Find every line below that contains the word "pour" and copy it out.

Records for the task:
____________
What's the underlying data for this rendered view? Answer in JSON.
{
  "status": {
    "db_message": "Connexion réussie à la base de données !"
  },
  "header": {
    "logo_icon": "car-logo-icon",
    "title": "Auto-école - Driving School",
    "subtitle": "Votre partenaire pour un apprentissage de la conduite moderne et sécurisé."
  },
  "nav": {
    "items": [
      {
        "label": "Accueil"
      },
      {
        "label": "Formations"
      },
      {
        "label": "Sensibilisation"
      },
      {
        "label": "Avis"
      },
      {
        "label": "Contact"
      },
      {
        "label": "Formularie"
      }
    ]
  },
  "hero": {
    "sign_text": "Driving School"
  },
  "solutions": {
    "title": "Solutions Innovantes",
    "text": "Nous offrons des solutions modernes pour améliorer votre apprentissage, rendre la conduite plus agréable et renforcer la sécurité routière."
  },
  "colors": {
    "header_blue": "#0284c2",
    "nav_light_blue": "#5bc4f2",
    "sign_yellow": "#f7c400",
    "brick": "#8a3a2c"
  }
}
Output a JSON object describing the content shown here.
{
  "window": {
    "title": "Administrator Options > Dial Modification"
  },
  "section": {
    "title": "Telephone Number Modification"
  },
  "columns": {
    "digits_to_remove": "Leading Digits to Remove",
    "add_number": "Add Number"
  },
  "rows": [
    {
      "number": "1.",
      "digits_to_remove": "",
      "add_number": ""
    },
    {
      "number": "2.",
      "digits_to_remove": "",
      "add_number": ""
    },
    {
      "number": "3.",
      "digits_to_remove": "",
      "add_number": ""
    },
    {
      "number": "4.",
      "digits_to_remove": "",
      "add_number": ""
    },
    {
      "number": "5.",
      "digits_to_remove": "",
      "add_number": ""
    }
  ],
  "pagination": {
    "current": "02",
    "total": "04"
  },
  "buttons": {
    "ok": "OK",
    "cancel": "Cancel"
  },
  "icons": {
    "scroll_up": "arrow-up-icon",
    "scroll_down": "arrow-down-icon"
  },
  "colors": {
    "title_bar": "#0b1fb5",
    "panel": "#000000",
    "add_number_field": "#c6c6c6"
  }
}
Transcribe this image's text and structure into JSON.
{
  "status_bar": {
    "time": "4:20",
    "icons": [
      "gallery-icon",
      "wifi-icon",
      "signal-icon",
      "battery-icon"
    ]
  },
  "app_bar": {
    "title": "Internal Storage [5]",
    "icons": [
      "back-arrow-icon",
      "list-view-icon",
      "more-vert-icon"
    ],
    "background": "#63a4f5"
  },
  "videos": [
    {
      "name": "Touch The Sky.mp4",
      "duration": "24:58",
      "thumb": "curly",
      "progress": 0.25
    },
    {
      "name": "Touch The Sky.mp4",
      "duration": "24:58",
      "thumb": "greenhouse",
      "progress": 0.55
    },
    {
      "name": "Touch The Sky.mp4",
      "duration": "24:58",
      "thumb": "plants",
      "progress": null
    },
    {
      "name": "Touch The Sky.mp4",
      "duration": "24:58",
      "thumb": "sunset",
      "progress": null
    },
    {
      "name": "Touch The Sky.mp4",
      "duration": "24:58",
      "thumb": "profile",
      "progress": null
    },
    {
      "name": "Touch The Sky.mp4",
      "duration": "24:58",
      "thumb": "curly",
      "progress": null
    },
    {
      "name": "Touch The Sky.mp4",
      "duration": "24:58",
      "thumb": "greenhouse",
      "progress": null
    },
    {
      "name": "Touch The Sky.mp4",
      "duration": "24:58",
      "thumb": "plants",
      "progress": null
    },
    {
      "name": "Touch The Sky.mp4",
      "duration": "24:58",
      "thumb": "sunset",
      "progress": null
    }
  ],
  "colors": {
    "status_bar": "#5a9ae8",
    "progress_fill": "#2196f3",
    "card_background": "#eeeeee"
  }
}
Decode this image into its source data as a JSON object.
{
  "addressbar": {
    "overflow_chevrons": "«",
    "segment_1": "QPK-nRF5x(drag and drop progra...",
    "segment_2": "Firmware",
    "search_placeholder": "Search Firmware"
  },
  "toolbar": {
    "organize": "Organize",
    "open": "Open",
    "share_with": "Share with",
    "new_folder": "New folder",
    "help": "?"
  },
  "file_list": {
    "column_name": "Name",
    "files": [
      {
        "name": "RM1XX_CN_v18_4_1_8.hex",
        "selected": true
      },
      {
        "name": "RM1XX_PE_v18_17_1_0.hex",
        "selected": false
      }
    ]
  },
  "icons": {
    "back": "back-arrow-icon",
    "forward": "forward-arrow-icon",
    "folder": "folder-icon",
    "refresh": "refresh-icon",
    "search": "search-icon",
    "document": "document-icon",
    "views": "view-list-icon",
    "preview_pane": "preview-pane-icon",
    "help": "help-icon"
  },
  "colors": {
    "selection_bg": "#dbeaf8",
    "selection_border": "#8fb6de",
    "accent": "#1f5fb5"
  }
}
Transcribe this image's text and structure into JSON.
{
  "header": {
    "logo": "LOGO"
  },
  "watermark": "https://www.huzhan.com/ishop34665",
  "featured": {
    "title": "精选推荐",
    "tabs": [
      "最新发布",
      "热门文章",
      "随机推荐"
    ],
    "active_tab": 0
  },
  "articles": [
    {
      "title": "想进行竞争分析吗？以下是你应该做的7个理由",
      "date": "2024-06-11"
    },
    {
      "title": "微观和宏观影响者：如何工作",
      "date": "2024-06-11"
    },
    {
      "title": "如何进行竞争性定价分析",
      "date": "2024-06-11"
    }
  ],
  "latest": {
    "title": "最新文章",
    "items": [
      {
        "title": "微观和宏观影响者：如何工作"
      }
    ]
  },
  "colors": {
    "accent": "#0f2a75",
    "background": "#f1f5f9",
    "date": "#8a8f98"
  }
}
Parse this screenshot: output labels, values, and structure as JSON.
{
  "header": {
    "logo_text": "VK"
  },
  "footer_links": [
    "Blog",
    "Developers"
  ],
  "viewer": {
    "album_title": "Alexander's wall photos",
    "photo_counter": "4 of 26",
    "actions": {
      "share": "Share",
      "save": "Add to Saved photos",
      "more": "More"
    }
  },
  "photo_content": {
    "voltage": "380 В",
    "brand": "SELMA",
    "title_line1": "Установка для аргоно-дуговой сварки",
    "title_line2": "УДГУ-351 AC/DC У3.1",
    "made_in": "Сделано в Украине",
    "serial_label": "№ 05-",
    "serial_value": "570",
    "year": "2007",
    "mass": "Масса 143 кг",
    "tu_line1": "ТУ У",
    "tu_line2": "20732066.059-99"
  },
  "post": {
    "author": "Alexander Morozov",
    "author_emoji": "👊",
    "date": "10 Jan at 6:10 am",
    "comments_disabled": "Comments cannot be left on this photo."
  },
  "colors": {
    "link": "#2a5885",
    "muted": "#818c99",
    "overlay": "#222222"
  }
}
____________
Reply:
    "subtitle": "Votre partenaire pour un apprentissage de la conduite moderne et sécurisé."
    "text": "Nous offrons des solutions modernes pour améliorer votre apprentissage, rendre la conduite plus agréable et renforcer la sécurité routière."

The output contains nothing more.